Data listing
* start *

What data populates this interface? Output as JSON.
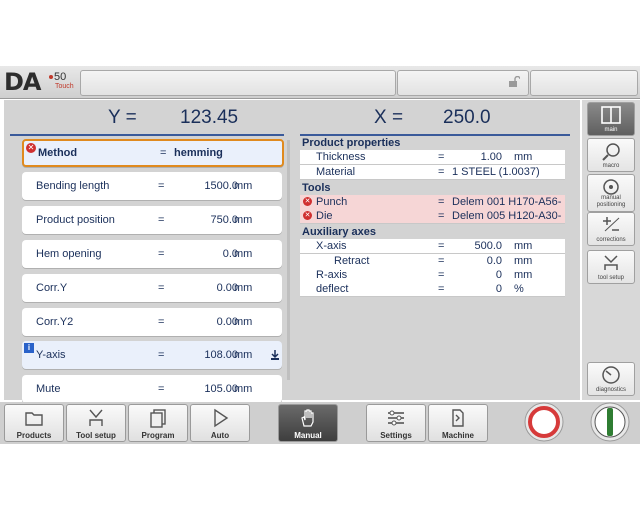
{
  "logo": {
    "brand": "DA",
    "model": "50",
    "edition": "Touch"
  },
  "header": {
    "y_label": "Y =",
    "y_value": "123.45",
    "x_label": "X =",
    "x_value": "250.0"
  },
  "params": [
    {
      "label": "Method",
      "eq": "=",
      "value": "hemming",
      "unit": ""
    },
    {
      "label": "Bending length",
      "eq": "=",
      "value": "1500.0",
      "unit": "mm"
    },
    {
      "label": "Product position",
      "eq": "=",
      "value": "750.0",
      "unit": "mm"
    },
    {
      "label": "Hem opening",
      "eq": "=",
      "value": "0.0",
      "unit": "mm"
    },
    {
      "label": "Corr.Y",
      "eq": "=",
      "value": "0.00",
      "unit": "mm"
    },
    {
      "label": "Corr.Y2",
      "eq": "=",
      "value": "0.00",
      "unit": "mm"
    },
    {
      "label": "Y-axis",
      "eq": "=",
      "value": "108.00",
      "unit": "mm"
    },
    {
      "label": "Mute",
      "eq": "=",
      "value": "105.00",
      "unit": "mm"
    }
  ],
  "product_properties": {
    "title": "Product properties",
    "rows": [
      {
        "label": "Thickness",
        "eq": "=",
        "value": "1.00",
        "unit": "mm"
      },
      {
        "label": "Material",
        "eq": "=",
        "value": "1 STEEL (1.0037)",
        "unit": ""
      }
    ]
  },
  "tools": {
    "title": "Tools",
    "rows": [
      {
        "label": "Punch",
        "eq": "=",
        "value": "Delem 001 H170-A56-"
      },
      {
        "label": "Die",
        "eq": "=",
        "value": "Delem 005 H120-A30-"
      }
    ]
  },
  "auxiliary_axes": {
    "title": "Auxiliary axes",
    "rows": [
      {
        "label": "X-axis",
        "eq": "=",
        "value": "500.0",
        "unit": "mm"
      },
      {
        "label": "Retract",
        "eq": "=",
        "value": "0.0",
        "unit": "mm"
      },
      {
        "label": "R-axis",
        "eq": "=",
        "value": "0",
        "unit": "mm"
      },
      {
        "label": "deflect",
        "eq": "=",
        "value": "0",
        "unit": "%"
      }
    ]
  },
  "sidebar": {
    "items": [
      {
        "label": "main",
        "icon": "split-view-icon"
      },
      {
        "label": "macro",
        "icon": "magnifier-icon"
      },
      {
        "label": "manual positioning",
        "icon": "gauge-icon"
      },
      {
        "label": "corrections",
        "icon": "plus-minus-icon"
      },
      {
        "label": "tool setup",
        "icon": "tool-icon"
      },
      {
        "label": "diagnostics",
        "icon": "dial-icon"
      }
    ]
  },
  "bottom_nav": {
    "items": [
      "Products",
      "Tool setup",
      "Program",
      "Auto",
      "Manual",
      "Settings",
      "Machine"
    ]
  },
  "colors": {
    "accent": "#1a2f5a",
    "selected_border": "#e08a1e",
    "error": "#d03030",
    "stop": "#d63a3a",
    "start": "#2f7d32"
  }
}
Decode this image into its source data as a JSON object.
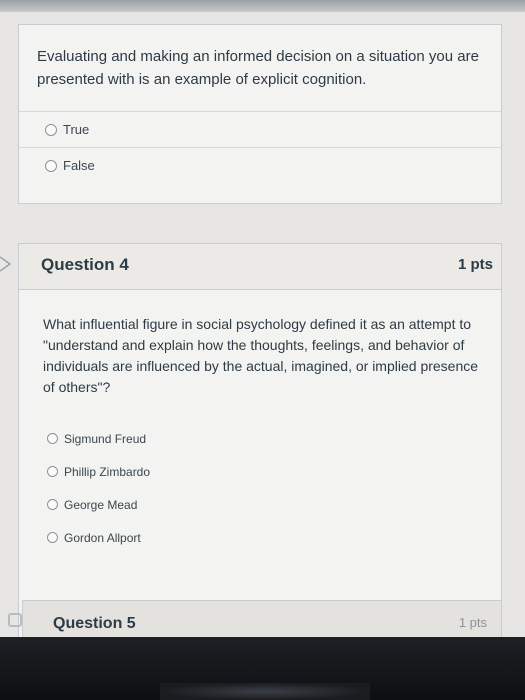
{
  "previous_question": {
    "text": "Evaluating and making an informed decision on a situation you are presented with is an example of explicit cognition.",
    "answers": [
      "True",
      "False"
    ]
  },
  "question4": {
    "title": "Question 4",
    "points": "1 pts",
    "text": "What influential figure in social psychology defined it as an attempt to \"understand and explain how the thoughts, feelings, and behavior of individuals are influenced by the actual, imagined, or implied presence of others\"?",
    "answers": [
      "Sigmund Freud",
      "Phillip Zimbardo",
      "George Mead",
      "Gordon Allport"
    ]
  },
  "question5": {
    "title": "Question 5",
    "points": "1 pts"
  }
}
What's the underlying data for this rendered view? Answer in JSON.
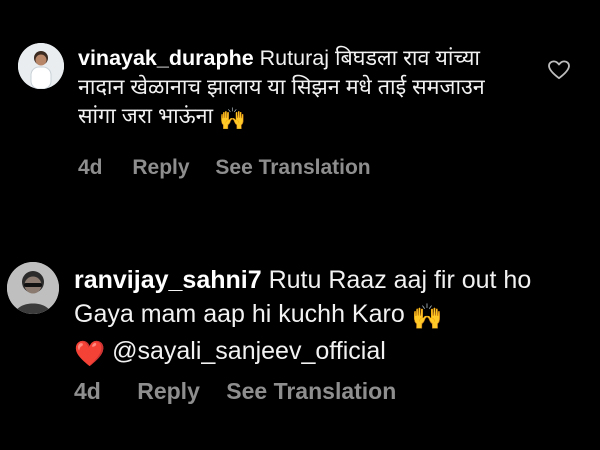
{
  "comments": [
    {
      "username": "vinayak_duraphe",
      "text": "Ruturaj बिघडला राव यांच्या नादान खेळानाच झालाय या सिझन मधे ताई समजाउन सांगा जरा भाऊंना",
      "emoji_after": "🙌",
      "time": "4d",
      "reply_label": "Reply",
      "translate_label": "See Translation"
    },
    {
      "username": "ranvijay_sahni7",
      "text": "Rutu Raaz aaj fir out ho Gaya mam aap hi kuchh Karo",
      "emoji_after": "🙌",
      "heart": "❤️",
      "mention": "@sayali_sanjeev_official",
      "time": "4d",
      "reply_label": "Reply",
      "translate_label": "See Translation"
    }
  ],
  "icons": {
    "like": "heart-outline-icon"
  }
}
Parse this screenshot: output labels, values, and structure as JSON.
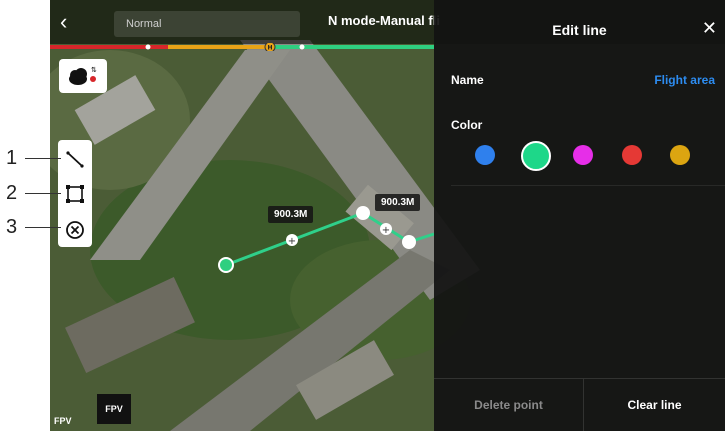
{
  "header": {
    "back_icon": "chevron-left-icon",
    "mode_label": "Normal",
    "flight_mode_title": "N mode-Manual fli"
  },
  "status_bar": {
    "segments": [
      "#d7262a",
      "#e8a317",
      "#2fcf80"
    ],
    "marker_label": "H"
  },
  "map": {
    "cloud_icon": "cloud-sync-icon",
    "tools": [
      {
        "name": "draw-line-tool",
        "icon": "line-icon"
      },
      {
        "name": "draw-area-tool",
        "icon": "rectangle-icon"
      },
      {
        "name": "clear-tool",
        "icon": "circle-x-icon"
      }
    ],
    "callouts": [
      "1",
      "2",
      "3"
    ],
    "distance_labels": [
      "900.3M",
      "900.3M"
    ],
    "fpv_label": "FPV",
    "fpv_small_label": "FPV"
  },
  "panel": {
    "title": "Edit line",
    "close_icon": "close-icon",
    "name_label": "Name",
    "name_value": "Flight area",
    "color_label": "Color",
    "colors": [
      "#2f80ed",
      "#1ed789",
      "#e62ee8",
      "#e53935",
      "#dca511"
    ],
    "selected_color_index": 1,
    "footer": {
      "delete_point": "Delete point",
      "clear_line": "Clear line"
    }
  }
}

* end *

> _Task instructions_: Check each line of the data above for the word "area", then state how many lines have it. Give the number alone.

> _Task output_: 2